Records
= = = = =

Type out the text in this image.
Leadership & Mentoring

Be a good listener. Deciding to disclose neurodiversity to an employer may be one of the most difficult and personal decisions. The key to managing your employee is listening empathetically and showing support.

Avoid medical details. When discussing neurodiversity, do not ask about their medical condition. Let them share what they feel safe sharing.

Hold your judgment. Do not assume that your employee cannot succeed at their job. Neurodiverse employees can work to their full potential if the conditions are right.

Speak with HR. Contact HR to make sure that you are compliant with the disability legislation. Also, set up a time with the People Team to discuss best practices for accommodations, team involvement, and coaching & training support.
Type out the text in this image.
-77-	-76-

= = = = =

OBJECTIVE:
Copy each line of the data above without altering a single character.

EXERCISE RESPONSE:
Type out the text in this image.
Leadership & Mentoring

Be a good listener. Deciding to disclose neurodiversity to an employer may be one of the most difficult and personal decisions. The key to managing your employee is listening empathetically and showing support.

Avoid medical details. When discussing neurodiversity, do not ask about their medical condition. Let them share what they feel safe sharing.

Hold your judgment. Do not assume that your employee cannot succeed at their job. Neurodiverse employees can work to their full potential if the conditions are right.

Speak with HR. Contact HR to make sure that you are compliant with the disability legislation. Also, set up a time with the People Team to discuss best practices for accommodations, team involvement, and coaching & training support.
Type out the text in this image.
-77-	-76-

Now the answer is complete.